**Request**
Everything from the line with "Extract the structured" through the last line of the records below should be copied exactly, both ends included.

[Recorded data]
::::::::

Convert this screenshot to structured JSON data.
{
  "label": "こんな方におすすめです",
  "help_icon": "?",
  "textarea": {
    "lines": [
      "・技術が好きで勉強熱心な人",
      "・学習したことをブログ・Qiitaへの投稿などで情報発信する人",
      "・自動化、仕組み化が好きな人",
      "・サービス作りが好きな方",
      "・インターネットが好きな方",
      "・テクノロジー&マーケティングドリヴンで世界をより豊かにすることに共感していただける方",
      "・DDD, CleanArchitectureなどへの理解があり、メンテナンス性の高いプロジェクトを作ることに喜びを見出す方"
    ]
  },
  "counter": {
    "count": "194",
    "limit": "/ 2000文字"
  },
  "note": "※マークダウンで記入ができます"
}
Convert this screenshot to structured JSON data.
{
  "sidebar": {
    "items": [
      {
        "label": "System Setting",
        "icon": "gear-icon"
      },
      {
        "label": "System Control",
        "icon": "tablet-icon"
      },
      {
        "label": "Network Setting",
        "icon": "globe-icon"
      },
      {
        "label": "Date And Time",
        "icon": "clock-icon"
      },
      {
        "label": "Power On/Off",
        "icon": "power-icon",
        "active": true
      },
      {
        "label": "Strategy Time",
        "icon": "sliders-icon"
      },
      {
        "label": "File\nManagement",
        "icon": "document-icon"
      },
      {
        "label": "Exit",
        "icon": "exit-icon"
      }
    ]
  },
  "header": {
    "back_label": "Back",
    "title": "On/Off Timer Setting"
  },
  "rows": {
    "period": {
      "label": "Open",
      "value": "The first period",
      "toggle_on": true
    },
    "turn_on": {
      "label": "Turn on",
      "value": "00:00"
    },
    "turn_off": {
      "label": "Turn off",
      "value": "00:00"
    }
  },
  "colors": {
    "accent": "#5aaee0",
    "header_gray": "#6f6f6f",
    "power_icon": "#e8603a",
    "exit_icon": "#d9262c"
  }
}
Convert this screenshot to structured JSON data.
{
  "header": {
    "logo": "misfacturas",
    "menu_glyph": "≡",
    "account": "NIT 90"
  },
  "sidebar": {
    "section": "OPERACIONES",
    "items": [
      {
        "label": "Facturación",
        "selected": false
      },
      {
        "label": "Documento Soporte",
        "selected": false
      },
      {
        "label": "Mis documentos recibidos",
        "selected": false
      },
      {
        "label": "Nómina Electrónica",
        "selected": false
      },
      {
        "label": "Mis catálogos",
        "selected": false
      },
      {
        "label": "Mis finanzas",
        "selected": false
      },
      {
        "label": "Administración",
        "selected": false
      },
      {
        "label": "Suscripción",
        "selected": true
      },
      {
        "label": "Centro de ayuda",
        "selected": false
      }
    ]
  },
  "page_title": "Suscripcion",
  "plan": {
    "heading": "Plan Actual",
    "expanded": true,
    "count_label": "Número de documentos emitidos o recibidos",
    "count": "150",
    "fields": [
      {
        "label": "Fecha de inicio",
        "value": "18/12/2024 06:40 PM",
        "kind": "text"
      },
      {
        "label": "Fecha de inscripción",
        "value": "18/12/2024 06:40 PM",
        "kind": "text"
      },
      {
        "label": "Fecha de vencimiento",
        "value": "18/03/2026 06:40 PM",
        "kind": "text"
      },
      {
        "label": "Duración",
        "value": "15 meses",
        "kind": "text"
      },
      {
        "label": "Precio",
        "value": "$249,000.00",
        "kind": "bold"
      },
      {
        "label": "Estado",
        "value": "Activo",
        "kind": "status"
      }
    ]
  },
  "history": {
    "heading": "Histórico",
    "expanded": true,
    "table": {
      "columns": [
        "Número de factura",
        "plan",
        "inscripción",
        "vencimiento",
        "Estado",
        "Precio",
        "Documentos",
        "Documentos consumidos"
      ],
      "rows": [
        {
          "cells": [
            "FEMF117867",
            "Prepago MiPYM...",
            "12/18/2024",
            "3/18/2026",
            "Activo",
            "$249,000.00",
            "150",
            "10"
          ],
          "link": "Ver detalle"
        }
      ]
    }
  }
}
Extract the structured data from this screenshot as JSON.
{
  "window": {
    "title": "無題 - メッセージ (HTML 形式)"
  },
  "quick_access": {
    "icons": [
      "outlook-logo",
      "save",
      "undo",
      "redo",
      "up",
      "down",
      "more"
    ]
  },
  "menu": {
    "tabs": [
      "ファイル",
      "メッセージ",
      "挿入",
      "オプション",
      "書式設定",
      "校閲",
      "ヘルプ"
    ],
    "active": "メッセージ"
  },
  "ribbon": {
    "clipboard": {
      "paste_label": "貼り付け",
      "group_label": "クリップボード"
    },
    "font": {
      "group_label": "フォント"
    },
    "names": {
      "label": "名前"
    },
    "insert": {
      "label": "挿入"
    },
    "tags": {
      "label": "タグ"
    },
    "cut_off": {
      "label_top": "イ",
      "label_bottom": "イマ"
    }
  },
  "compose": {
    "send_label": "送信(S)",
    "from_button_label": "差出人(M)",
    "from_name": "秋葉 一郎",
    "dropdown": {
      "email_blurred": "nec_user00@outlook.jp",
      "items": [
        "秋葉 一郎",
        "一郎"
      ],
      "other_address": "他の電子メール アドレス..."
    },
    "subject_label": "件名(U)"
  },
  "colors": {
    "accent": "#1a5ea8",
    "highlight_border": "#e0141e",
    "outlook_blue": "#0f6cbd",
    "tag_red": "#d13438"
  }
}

::::::::

**Task response**
Extract the structured data from this screenshot as JSON.
{
  "window": {
    "title": "無題 - メッセージ (HTML 形式)"
  },
  "quick_access": {
    "icons": [
      "outlook-logo",
      "save",
      "undo",
      "redo",
      "up",
      "down",
      "more"
    ]
  },
  "menu": {
    "tabs": [
      "ファイル",
      "メッセージ",
      "挿入",
      "オプション",
      "書式設定",
      "校閲",
      "ヘルプ"
    ],
    "active": "メッセージ"
  },
  "ribbon": {
    "clipboard": {
      "paste_label": "貼り付け",
      "group_label": "クリップボード"
    },
    "font": {
      "group_label": "フォント"
    },
    "names": {
      "label": "名前"
    },
    "insert": {
      "label": "挿入"
    },
    "tags": {
      "label": "タグ"
    },
    "cut_off": {
      "label_top": "イ",
      "label_bottom": "イマ"
    }
  },
  "compose": {
    "send_label": "送信(S)",
    "from_button_label": "差出人(M)",
    "from_name": "秋葉 一郎",
    "dropdown": {
      "email_blurred": "nec_user00@outlook.jp",
      "items": [
        "秋葉 一郎",
        "一郎"
      ],
      "other_address": "他の電子メール アドレス..."
    },
    "subject_label": "件名(U)"
  },
  "colors": {
    "accent": "#1a5ea8",
    "highlight_border": "#e0141e",
    "outlook_blue": "#0f6cbd",
    "tag_red": "#d13438"
  }
}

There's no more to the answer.